___ DATA RECORDS

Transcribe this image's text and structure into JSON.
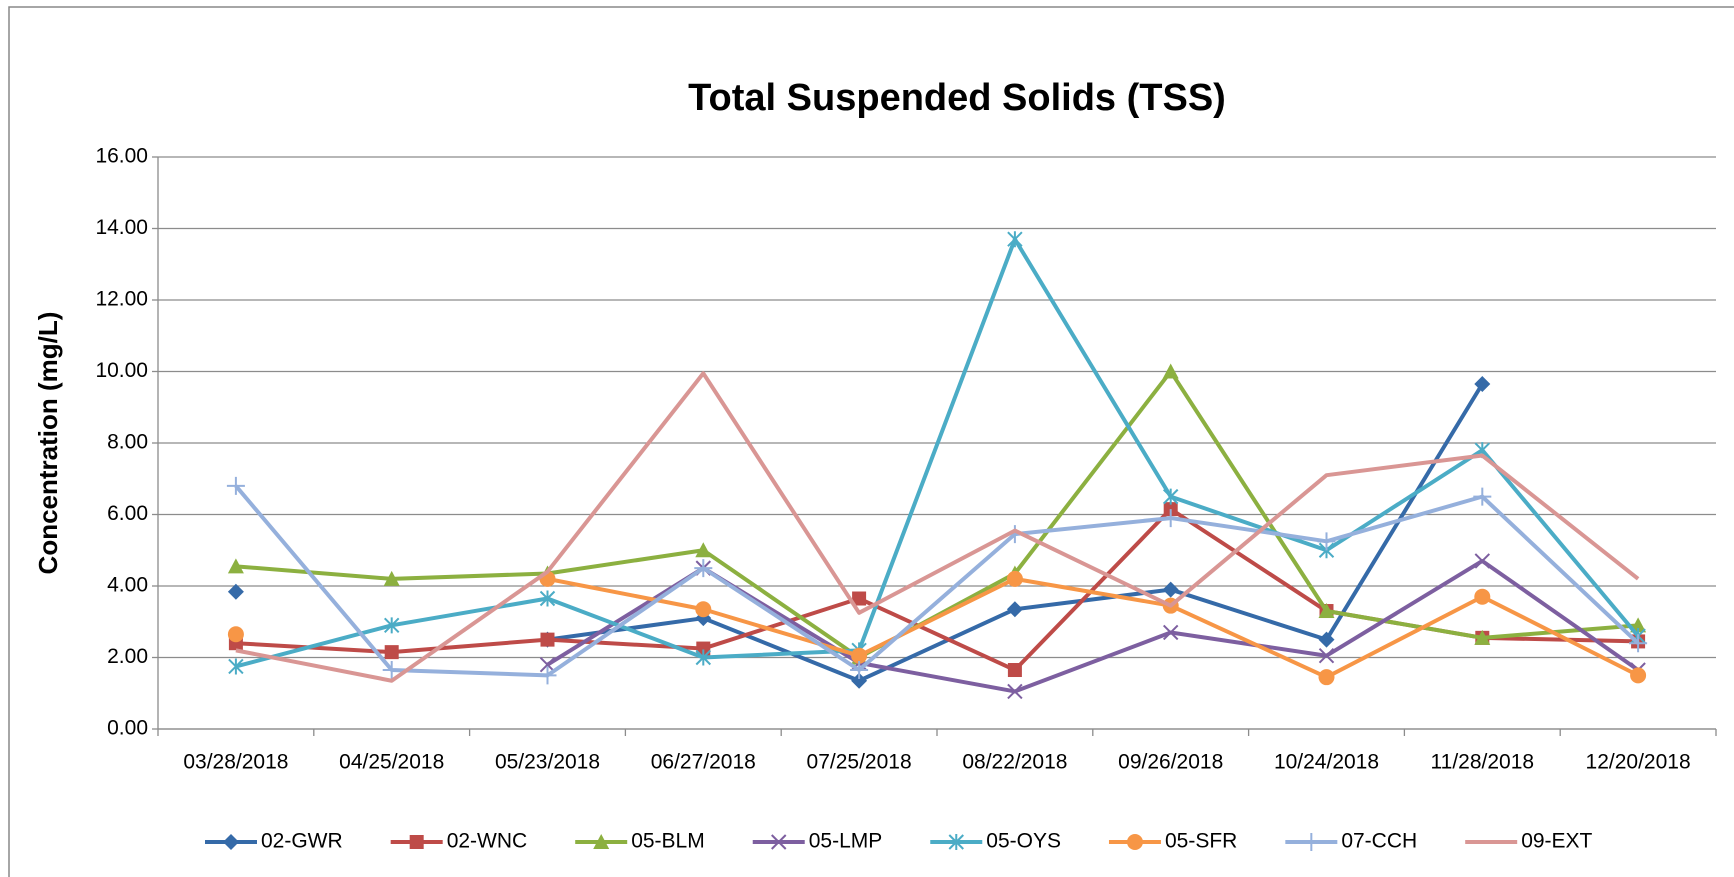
{
  "chart_data": {
    "type": "line",
    "title": "Total Suspended Solids (TSS)",
    "y_label": "Concentration (mg/L)",
    "categories": [
      "03/28/2018",
      "04/25/2018",
      "05/23/2018",
      "06/27/2018",
      "07/25/2018",
      "08/22/2018",
      "09/26/2018",
      "10/24/2018",
      "11/28/2018",
      "12/20/2018"
    ],
    "series": [
      {
        "name": "02-GWR",
        "color": "#356aa8",
        "marker": "diamond",
        "values": [
          3.84,
          null,
          2.5,
          3.1,
          1.35,
          3.35,
          3.9,
          2.5,
          9.65,
          null
        ]
      },
      {
        "name": "02-WNC",
        "color": "#be4b48",
        "marker": "square",
        "values": [
          2.4,
          2.15,
          2.5,
          2.25,
          3.65,
          1.65,
          6.15,
          3.3,
          2.55,
          2.45
        ]
      },
      {
        "name": "05-BLM",
        "color": "#8cb040",
        "marker": "triangle",
        "values": [
          4.55,
          4.2,
          4.35,
          5.0,
          2.0,
          4.35,
          10.0,
          3.3,
          2.55,
          2.9
        ]
      },
      {
        "name": "05-LMP",
        "color": "#7d5fa0",
        "marker": "x",
        "values": [
          null,
          null,
          1.8,
          4.5,
          1.85,
          1.05,
          2.7,
          2.05,
          4.7,
          1.65
        ]
      },
      {
        "name": "05-OYS",
        "color": "#4bacc6",
        "marker": "star",
        "values": [
          1.75,
          2.9,
          3.65,
          2.0,
          2.2,
          13.7,
          6.5,
          5.0,
          7.8,
          2.6
        ]
      },
      {
        "name": "05-SFR",
        "color": "#f79646",
        "marker": "circle",
        "values": [
          2.65,
          null,
          4.2,
          3.35,
          2.05,
          4.2,
          3.45,
          1.45,
          3.7,
          1.5
        ]
      },
      {
        "name": "07-CCH",
        "color": "#95b0dc",
        "marker": "plus",
        "values": [
          6.8,
          1.65,
          1.5,
          4.5,
          1.65,
          5.45,
          5.9,
          5.25,
          6.5,
          2.4
        ]
      },
      {
        "name": "09-EXT",
        "color": "#d99694",
        "marker": "none",
        "values": [
          2.2,
          1.35,
          4.4,
          9.95,
          3.25,
          5.55,
          3.45,
          7.1,
          7.65,
          4.2
        ]
      }
    ],
    "ylim": [
      0,
      16
    ],
    "yticks": [
      {
        "value": 0,
        "label": "0.00"
      },
      {
        "value": 2,
        "label": "2.00"
      },
      {
        "value": 4,
        "label": "4.00"
      },
      {
        "value": 6,
        "label": "6.00"
      },
      {
        "value": 8,
        "label": "8.00"
      },
      {
        "value": 10,
        "label": "10.00"
      },
      {
        "value": 12,
        "label": "12.00"
      },
      {
        "value": 14,
        "label": "14.00"
      },
      {
        "value": 16,
        "label": "16.00"
      }
    ],
    "grid": true,
    "legend": "bottom"
  }
}
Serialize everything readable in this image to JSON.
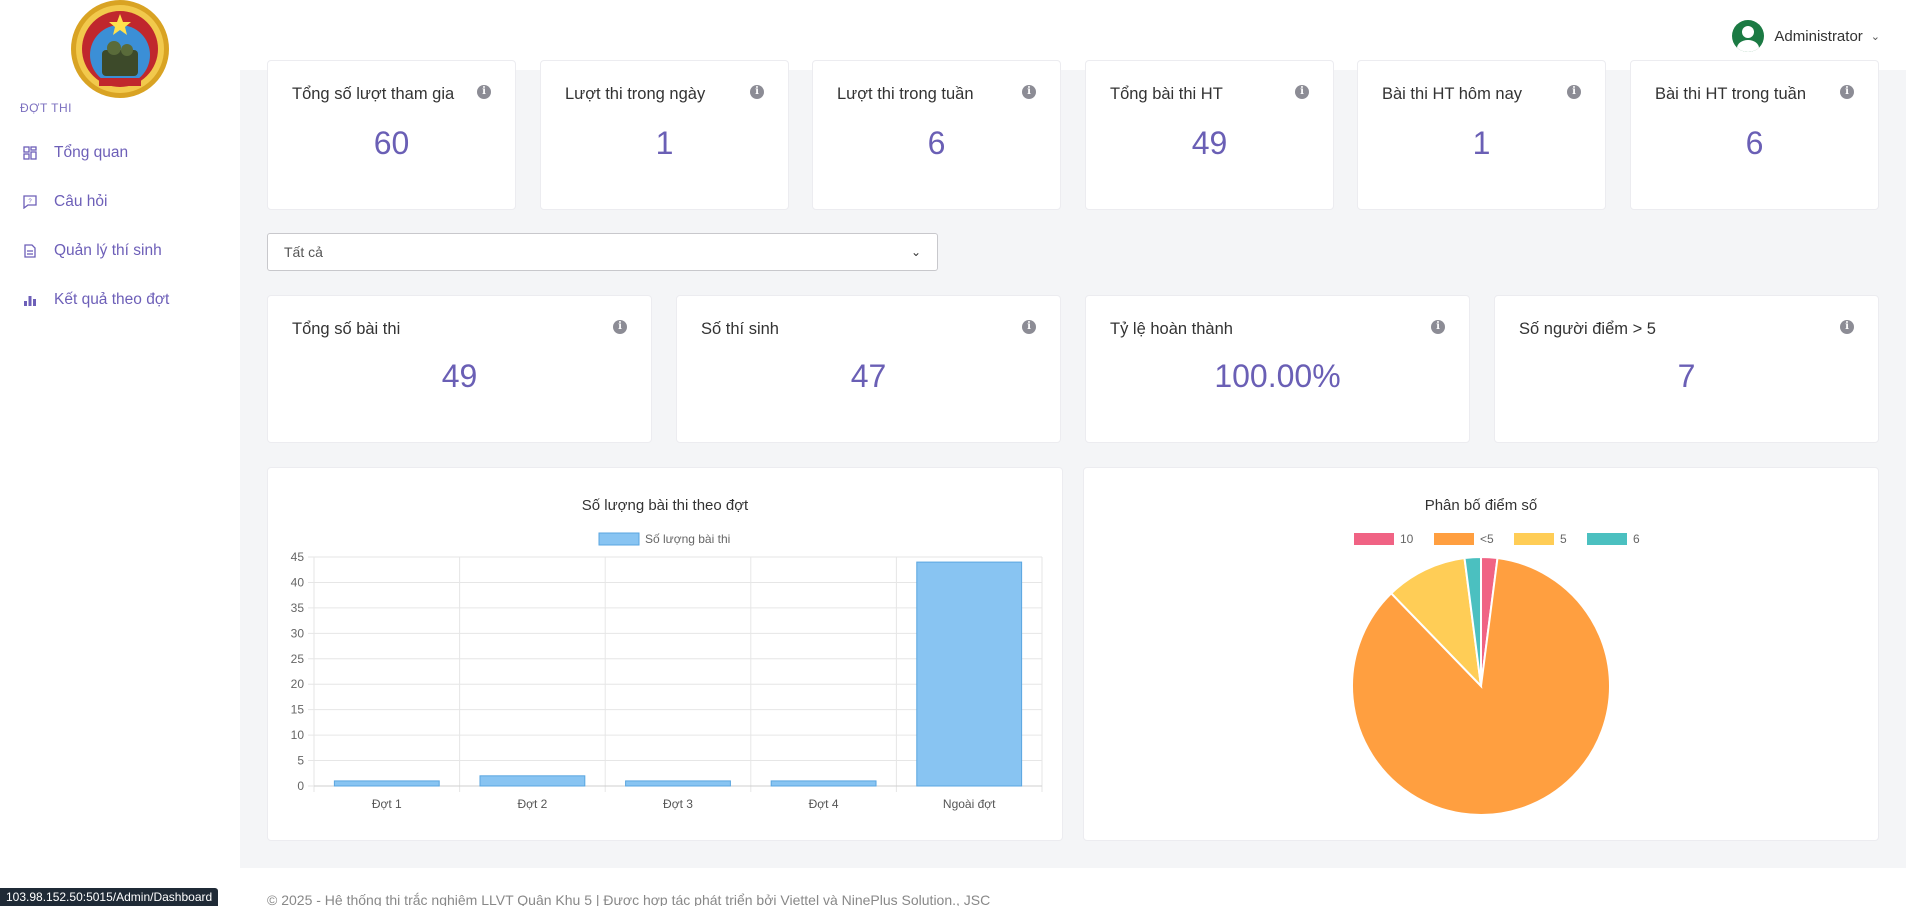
{
  "sidebar": {
    "section_label": "ĐỢT THI",
    "items": [
      {
        "label": "Tổng quan",
        "icon": "dashboard-icon"
      },
      {
        "label": "Câu hỏi",
        "icon": "question-icon"
      },
      {
        "label": "Quản lý thí sinh",
        "icon": "document-icon"
      },
      {
        "label": "Kết quả theo đợt",
        "icon": "bar-chart-icon"
      }
    ]
  },
  "header": {
    "user_name": "Administrator"
  },
  "top_stats": [
    {
      "title": "Tổng số lượt tham gia",
      "value": "60"
    },
    {
      "title": "Lượt thi trong ngày",
      "value": "1"
    },
    {
      "title": "Lượt thi trong tuần",
      "value": "6"
    },
    {
      "title": "Tổng bài thi HT",
      "value": "49"
    },
    {
      "title": "Bài thi HT hôm nay",
      "value": "1"
    },
    {
      "title": "Bài thi HT trong tuần",
      "value": "6"
    }
  ],
  "filter": {
    "selected": "Tất cả"
  },
  "mid_stats": [
    {
      "title": "Tổng số bài thi",
      "value": "49"
    },
    {
      "title": "Số thí sinh",
      "value": "47"
    },
    {
      "title": "Tỷ lệ hoàn thành",
      "value": "100.00%"
    },
    {
      "title": "Số người điểm > 5",
      "value": "7"
    }
  ],
  "chart_data": [
    {
      "type": "bar",
      "title": "Số lượng bài thi theo đợt",
      "categories": [
        "Đợt 1",
        "Đợt 2",
        "Đợt 3",
        "Đợt 4",
        "Ngoài đợt"
      ],
      "series": [
        {
          "name": "Số lượng bài thi",
          "values": [
            1,
            2,
            1,
            1,
            44
          ],
          "color": "#88c4f2"
        }
      ],
      "ylim": [
        0,
        45
      ],
      "yticks": [
        0,
        5,
        10,
        15,
        20,
        25,
        30,
        35,
        40,
        45
      ],
      "legend": "top",
      "grid": true
    },
    {
      "type": "pie",
      "title": "Phân bố điểm số",
      "labels": [
        "10",
        "<5",
        "5",
        "6"
      ],
      "values": [
        1,
        42,
        5,
        1
      ],
      "colors": [
        "#f06384",
        "#ff9f40",
        "#ffcd56",
        "#4bc0c0"
      ],
      "legend": "top"
    }
  ],
  "footer": {
    "text": "© 2025 - Hệ thống thi trắc nghiệm LLVT Quân Khu 5 | Được hợp tác phát triển bởi Viettel và NinePlus Solution., JSC"
  },
  "status_url": "103.98.152.50:5015/Admin/Dashboard"
}
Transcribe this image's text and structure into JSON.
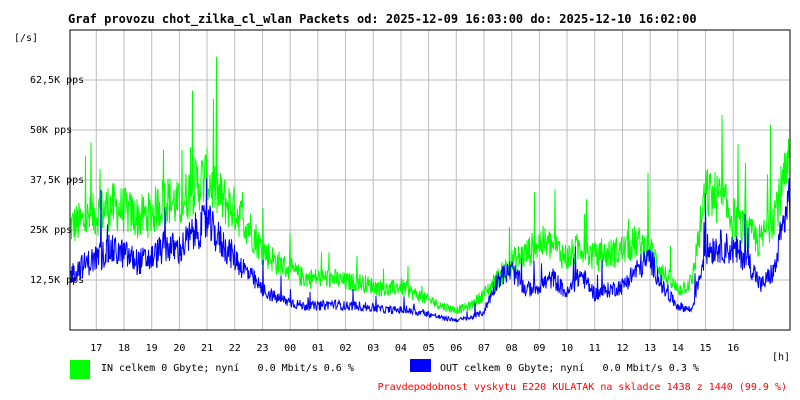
{
  "chart_data": {
    "type": "line",
    "title": "Graf provozu chot_zilka_cl_wlan Packets od: 2025-12-09 16:03:00 do: 2025-12-10 16:02:00",
    "ylabel": "[/s]",
    "xlabel": "[h]",
    "ylim": [
      0,
      75000
    ],
    "y_ticks": [
      {
        "value": 12500,
        "label": "12,5K pps"
      },
      {
        "value": 25000,
        "label": "25K pps"
      },
      {
        "value": 37500,
        "label": "37,5K pps"
      },
      {
        "value": 50000,
        "label": "50K pps"
      },
      {
        "value": 62500,
        "label": "62,5K pps"
      }
    ],
    "x_ticks": [
      "17",
      "18",
      "19",
      "20",
      "21",
      "22",
      "23",
      "00",
      "01",
      "02",
      "03",
      "04",
      "05",
      "06",
      "07",
      "08",
      "09",
      "10",
      "11",
      "12",
      "13",
      "14",
      "15",
      "16"
    ],
    "grid": true,
    "x_hours": [
      16.05,
      16.5,
      17,
      17.5,
      18,
      18.5,
      19,
      19.5,
      20,
      20.5,
      21,
      21.5,
      22,
      22.5,
      23,
      23.5,
      24,
      24.5,
      25,
      25.5,
      26,
      26.5,
      27,
      27.5,
      28,
      28.5,
      29,
      29.5,
      30,
      30.5,
      31,
      31.5,
      32,
      32.5,
      33,
      33.5,
      34,
      34.5,
      35,
      35.5,
      36,
      36.5,
      37,
      37.5,
      38,
      38.5,
      39,
      39.5,
      40,
      40.5,
      41,
      41.5,
      42
    ],
    "series": [
      {
        "name": "IN",
        "color": "#00ff00",
        "values": [
          26000,
          27000,
          29000,
          31000,
          30000,
          28000,
          29000,
          33000,
          31000,
          36000,
          38000,
          33000,
          30000,
          26000,
          20000,
          17000,
          15000,
          13000,
          13000,
          13000,
          12000,
          12000,
          11000,
          10000,
          11000,
          9000,
          7500,
          6000,
          5000,
          6000,
          9000,
          13000,
          17000,
          19000,
          22000,
          21000,
          18000,
          21000,
          18000,
          19000,
          20000,
          22000,
          20000,
          14000,
          10000,
          12000,
          34000,
          33000,
          28000,
          24000,
          22000,
          30000,
          40000
        ]
      },
      {
        "name": "OUT",
        "color": "#0000ff",
        "values": [
          14000,
          16000,
          18000,
          20000,
          19000,
          17000,
          18000,
          21000,
          20000,
          24000,
          27000,
          22000,
          18000,
          14000,
          10000,
          8000,
          7000,
          6000,
          6000,
          6500,
          6000,
          6000,
          5500,
          5000,
          5000,
          4500,
          4000,
          3000,
          2500,
          3000,
          4500,
          13000,
          15000,
          10000,
          11000,
          13000,
          9000,
          14000,
          9000,
          10000,
          11000,
          15000,
          18000,
          10000,
          6000,
          5000,
          20000,
          21000,
          20000,
          18000,
          11000,
          15000,
          33000
        ]
      }
    ]
  },
  "legend": {
    "in_color": "#00ff00",
    "in_text": "IN celkem 0 Gbyte; nyní   0.0 Mbit/s 0.6 %",
    "out_color": "#0000ff",
    "out_text": "OUT celkem 0 Gbyte; nyní   0.0 Mbit/s 0.3 %"
  },
  "footer": {
    "note": "Pravdepodobnost vyskytu E220 KULATAK na skladce 1438 z 1440 (99.9 %)",
    "note_color": "#ff0000"
  }
}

______

*SHORT TASK*
List the lines of the records where "Gbyte" occurs.

*SOLUTION TO THE EXERCISE*
    "in_text": "IN celkem 0 Gbyte; nyní   0.0 Mbit/s 0.6 %",
    "out_text": "OUT celkem 0 Gbyte; nyní   0.0 Mbit/s 0.3 %"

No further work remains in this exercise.